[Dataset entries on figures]
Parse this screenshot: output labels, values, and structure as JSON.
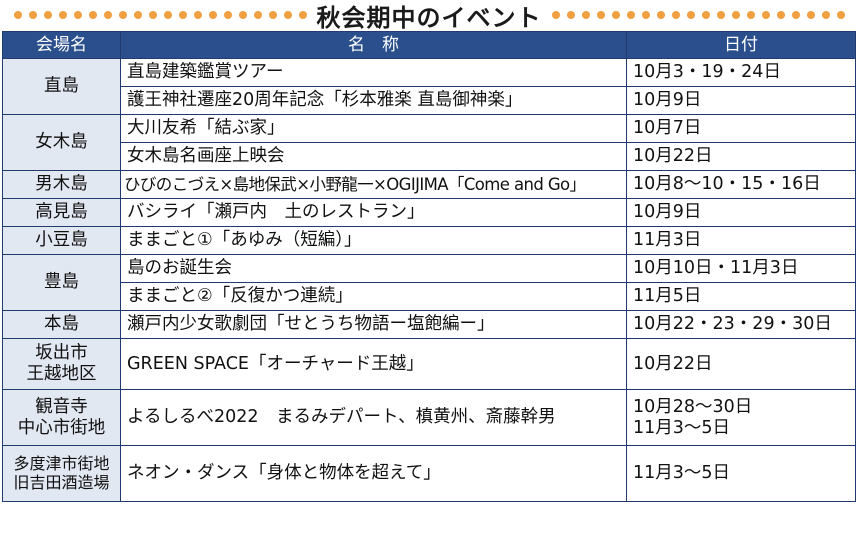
{
  "title": "秋会期中のイベント",
  "colors": {
    "header_bg": "#2a4f8c",
    "venue_bg": "#e2e8f2",
    "border": "#233c70",
    "dot_color": "#f0a040"
  },
  "headers": {
    "venue": "会場名",
    "name": "名　称",
    "date": "日付"
  },
  "rows": {
    "naoshima_1": {
      "venue": "直島",
      "name": "直島建築鑑賞ツアー",
      "date": "10月3・19・24日"
    },
    "naoshima_2": {
      "name": "護王神社遷座20周年記念「杉本雅楽 直島御神楽」",
      "date": "10月9日"
    },
    "megijima_1": {
      "venue": "女木島",
      "name": "大川友希「結ぶ家」",
      "date": "10月7日"
    },
    "megijima_2": {
      "name": "女木島名画座上映会",
      "date": "10月22日"
    },
    "ogijima": {
      "venue": "男木島",
      "name": "ひびのこづえ×島地保武×小野龍一×OGIJIMA「Come and Go」",
      "date": "10月8〜10・15・16日"
    },
    "takamijima": {
      "venue": "高見島",
      "name": "バシライ「瀬戸内　土のレストラン」",
      "date": "10月9日"
    },
    "shodoshima": {
      "venue": "小豆島",
      "name": "ままごと①「あゆみ（短編）」",
      "date": "11月3日"
    },
    "teshima_1": {
      "venue": "豊島",
      "name": "島のお誕生会",
      "date": "10月10日・11月3日"
    },
    "teshima_2": {
      "name": "ままごと②「反復かつ連続」",
      "date": "11月5日"
    },
    "honjima": {
      "venue": "本島",
      "name": "瀬戸内少女歌劇団「せとうち物語ー塩飽編ー」",
      "date": "10月22・23・29・30日"
    },
    "sakaide": {
      "venue_1": "坂出市",
      "venue_2": "王越地区",
      "name": "GREEN SPACE「オーチャード王越」",
      "date": "10月22日"
    },
    "kanonji": {
      "venue_1": "観音寺",
      "venue_2": "中心市街地",
      "name": "よるしるべ2022　まるみデパート、槙黄州、斎藤幹男",
      "date_1": "10月28〜30日",
      "date_2": "11月3〜5日"
    },
    "tadotsu": {
      "venue_1": "多度津市街地",
      "venue_2": "旧吉田酒造場",
      "name": "ネオン・ダンス「身体と物体を超えて」",
      "date": "11月3〜5日"
    }
  }
}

§ Exercise instructions: Go through the entries above and output them exactly, without pictures.

§ Finished exercise:
Parse this screenshot: output labels, values, and structure as JSON.
{
  "title": "秋会期中のイベント",
  "colors": {
    "header_bg": "#2a4f8c",
    "venue_bg": "#e2e8f2",
    "border": "#233c70",
    "dot_color": "#f0a040"
  },
  "headers": {
    "venue": "会場名",
    "name": "名　称",
    "date": "日付"
  },
  "rows": {
    "naoshima_1": {
      "venue": "直島",
      "name": "直島建築鑑賞ツアー",
      "date": "10月3・19・24日"
    },
    "naoshima_2": {
      "name": "護王神社遷座20周年記念「杉本雅楽 直島御神楽」",
      "date": "10月9日"
    },
    "megijima_1": {
      "venue": "女木島",
      "name": "大川友希「結ぶ家」",
      "date": "10月7日"
    },
    "megijima_2": {
      "name": "女木島名画座上映会",
      "date": "10月22日"
    },
    "ogijima": {
      "venue": "男木島",
      "name": "ひびのこづえ×島地保武×小野龍一×OGIJIMA「Come and Go」",
      "date": "10月8〜10・15・16日"
    },
    "takamijima": {
      "venue": "高見島",
      "name": "バシライ「瀬戸内　土のレストラン」",
      "date": "10月9日"
    },
    "shodoshima": {
      "venue": "小豆島",
      "name": "ままごと①「あゆみ（短編）」",
      "date": "11月3日"
    },
    "teshima_1": {
      "venue": "豊島",
      "name": "島のお誕生会",
      "date": "10月10日・11月3日"
    },
    "teshima_2": {
      "name": "ままごと②「反復かつ連続」",
      "date": "11月5日"
    },
    "honjima": {
      "venue": "本島",
      "name": "瀬戸内少女歌劇団「せとうち物語ー塩飽編ー」",
      "date": "10月22・23・29・30日"
    },
    "sakaide": {
      "venue_1": "坂出市",
      "venue_2": "王越地区",
      "name": "GREEN SPACE「オーチャード王越」",
      "date": "10月22日"
    },
    "kanonji": {
      "venue_1": "観音寺",
      "venue_2": "中心市街地",
      "name": "よるしるべ2022　まるみデパート、槙黄州、斎藤幹男",
      "date_1": "10月28〜30日",
      "date_2": "11月3〜5日"
    },
    "tadotsu": {
      "venue_1": "多度津市街地",
      "venue_2": "旧吉田酒造場",
      "name": "ネオン・ダンス「身体と物体を超えて」",
      "date": "11月3〜5日"
    }
  }
}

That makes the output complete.